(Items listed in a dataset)
_ _ _ _
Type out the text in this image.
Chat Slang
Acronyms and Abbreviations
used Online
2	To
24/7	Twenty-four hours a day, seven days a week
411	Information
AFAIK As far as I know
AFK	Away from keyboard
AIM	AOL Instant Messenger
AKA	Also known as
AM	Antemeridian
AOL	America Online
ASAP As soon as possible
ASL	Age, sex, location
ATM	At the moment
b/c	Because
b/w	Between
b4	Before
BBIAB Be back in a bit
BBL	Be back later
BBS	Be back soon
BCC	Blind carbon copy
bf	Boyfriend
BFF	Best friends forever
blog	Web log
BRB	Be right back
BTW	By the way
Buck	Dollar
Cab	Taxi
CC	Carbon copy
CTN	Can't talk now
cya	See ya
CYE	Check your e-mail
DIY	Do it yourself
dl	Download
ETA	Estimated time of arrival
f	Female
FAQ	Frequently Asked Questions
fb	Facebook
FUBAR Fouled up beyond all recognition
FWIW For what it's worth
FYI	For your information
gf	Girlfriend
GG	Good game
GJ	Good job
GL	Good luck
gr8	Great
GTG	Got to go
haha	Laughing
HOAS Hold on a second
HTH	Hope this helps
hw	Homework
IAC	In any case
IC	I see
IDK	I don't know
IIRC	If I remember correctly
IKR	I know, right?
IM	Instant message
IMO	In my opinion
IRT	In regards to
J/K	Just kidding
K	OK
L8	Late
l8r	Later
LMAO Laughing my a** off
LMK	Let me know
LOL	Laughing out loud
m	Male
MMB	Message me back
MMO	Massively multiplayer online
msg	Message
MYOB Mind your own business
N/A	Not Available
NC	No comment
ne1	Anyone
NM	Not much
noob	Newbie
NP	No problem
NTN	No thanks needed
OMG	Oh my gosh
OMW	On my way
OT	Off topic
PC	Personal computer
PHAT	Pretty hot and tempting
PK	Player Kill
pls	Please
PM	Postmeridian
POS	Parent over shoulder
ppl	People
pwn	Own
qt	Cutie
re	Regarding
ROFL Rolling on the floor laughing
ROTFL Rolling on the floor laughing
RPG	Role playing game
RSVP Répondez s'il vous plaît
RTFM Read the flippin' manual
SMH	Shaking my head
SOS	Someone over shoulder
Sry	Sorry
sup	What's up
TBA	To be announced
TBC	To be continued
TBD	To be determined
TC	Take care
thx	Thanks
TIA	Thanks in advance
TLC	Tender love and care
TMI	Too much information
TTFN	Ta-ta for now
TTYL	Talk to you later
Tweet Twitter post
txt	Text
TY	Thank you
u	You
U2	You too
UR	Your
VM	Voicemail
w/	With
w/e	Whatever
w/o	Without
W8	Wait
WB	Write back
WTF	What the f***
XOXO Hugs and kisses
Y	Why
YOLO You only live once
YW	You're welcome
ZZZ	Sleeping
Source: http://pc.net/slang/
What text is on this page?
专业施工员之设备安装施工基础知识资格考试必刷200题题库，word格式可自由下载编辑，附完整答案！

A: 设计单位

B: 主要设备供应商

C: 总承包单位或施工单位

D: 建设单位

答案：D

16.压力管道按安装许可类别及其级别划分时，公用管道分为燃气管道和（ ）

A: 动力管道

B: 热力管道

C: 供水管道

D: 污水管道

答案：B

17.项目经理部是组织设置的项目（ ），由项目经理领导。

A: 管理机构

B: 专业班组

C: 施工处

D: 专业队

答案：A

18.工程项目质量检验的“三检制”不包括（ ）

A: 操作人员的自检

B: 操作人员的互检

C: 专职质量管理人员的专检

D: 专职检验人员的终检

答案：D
_ _ _ _
§ **Task to complete**
Quote the data in full, keeping each word unchanged.

§ **Output of the task**
Type out the text in this image.
Chat Slang
Acronyms and Abbreviations
used Online
2	To
24/7	Twenty-four hours a day, seven days a week
411	Information
AFAIK As far as I know
AFK	Away from keyboard
AIM	AOL Instant Messenger
AKA	Also known as
AM	Antemeridian
AOL	America Online
ASAP As soon as possible
ASL	Age, sex, location
ATM	At the moment
b/c	Because
b/w	Between
b4	Before
BBIAB Be back in a bit
BBL	Be back later
BBS	Be back soon
BCC	Blind carbon copy
bf	Boyfriend
BFF	Best friends forever
blog	Web log
BRB	Be right back
BTW	By the way
Buck	Dollar
Cab	Taxi
CC	Carbon copy
CTN	Can't talk now
cya	See ya
CYE	Check your e-mail
DIY	Do it yourself
dl	Download
ETA	Estimated time of arrival
f	Female
FAQ	Frequently Asked Questions
fb	Facebook
FUBAR Fouled up beyond all recognition
FWIW For what it's worth
FYI	For your information
gf	Girlfriend
GG	Good game
GJ	Good job
GL	Good luck
gr8	Great
GTG	Got to go
haha	Laughing
HOAS Hold on a second
HTH	Hope this helps
hw	Homework
IAC	In any case
IC	I see
IDK	I don't know
IIRC	If I remember correctly
IKR	I know, right?
IM	Instant message
IMO	In my opinion
IRT	In regards to
J/K	Just kidding
K	OK
L8	Late
l8r	Later
LMAO Laughing my a** off
LMK	Let me know
LOL	Laughing out loud
m	Male
MMB	Message me back
MMO	Massively multiplayer online
msg	Message
MYOB Mind your own business
N/A	Not Available
NC	No comment
ne1	Anyone
NM	Not much
noob	Newbie
NP	No problem
NTN	No thanks needed
OMG	Oh my gosh
OMW	On my way
OT	Off topic
PC	Personal computer
PHAT	Pretty hot and tempting
PK	Player Kill
pls	Please
PM	Postmeridian
POS	Parent over shoulder
ppl	People
pwn	Own
qt	Cutie
re	Regarding
ROFL Rolling on the floor laughing
ROTFL Rolling on the floor laughing
RPG	Role playing game
RSVP Répondez s'il vous plaît
RTFM Read the flippin' manual
SMH	Shaking my head
SOS	Someone over shoulder
Sry	Sorry
sup	What's up
TBA	To be announced
TBC	To be continued
TBD	To be determined
TC	Take care
thx	Thanks
TIA	Thanks in advance
TLC	Tender love and care
TMI	Too much information
TTFN	Ta-ta for now
TTYL	Talk to you later
Tweet Twitter post
txt	Text
TY	Thank you
u	You
U2	You too
UR	Your
VM	Voicemail
w/	With
w/e	Whatever
w/o	Without
W8	Wait
WB	Write back
WTF	What the f***
XOXO Hugs and kisses
Y	Why
YOLO You only live once
YW	You're welcome
ZZZ	Sleeping
Source: http://pc.net/slang/
What text is on this page?
专业施工员之设备安装施工基础知识资格考试必刷200题题库，word格式可自由下载编辑，附完整答案！

A: 设计单位

B: 主要设备供应商

C: 总承包单位或施工单位

D: 建设单位

答案：D

16.压力管道按安装许可类别及其级别划分时，公用管道分为燃气管道和（ ）

A: 动力管道

B: 热力管道

C: 供水管道

D: 污水管道

答案：B

17.项目经理部是组织设置的项目（ ），由项目经理领导。

A: 管理机构

B: 专业班组

C: 施工处

D: 专业队

答案：A

18.工程项目质量检验的“三检制”不包括（ ）

A: 操作人员的自检

B: 操作人员的互检

C: 专职质量管理人员的专检

D: 专职检验人员的终检

答案：D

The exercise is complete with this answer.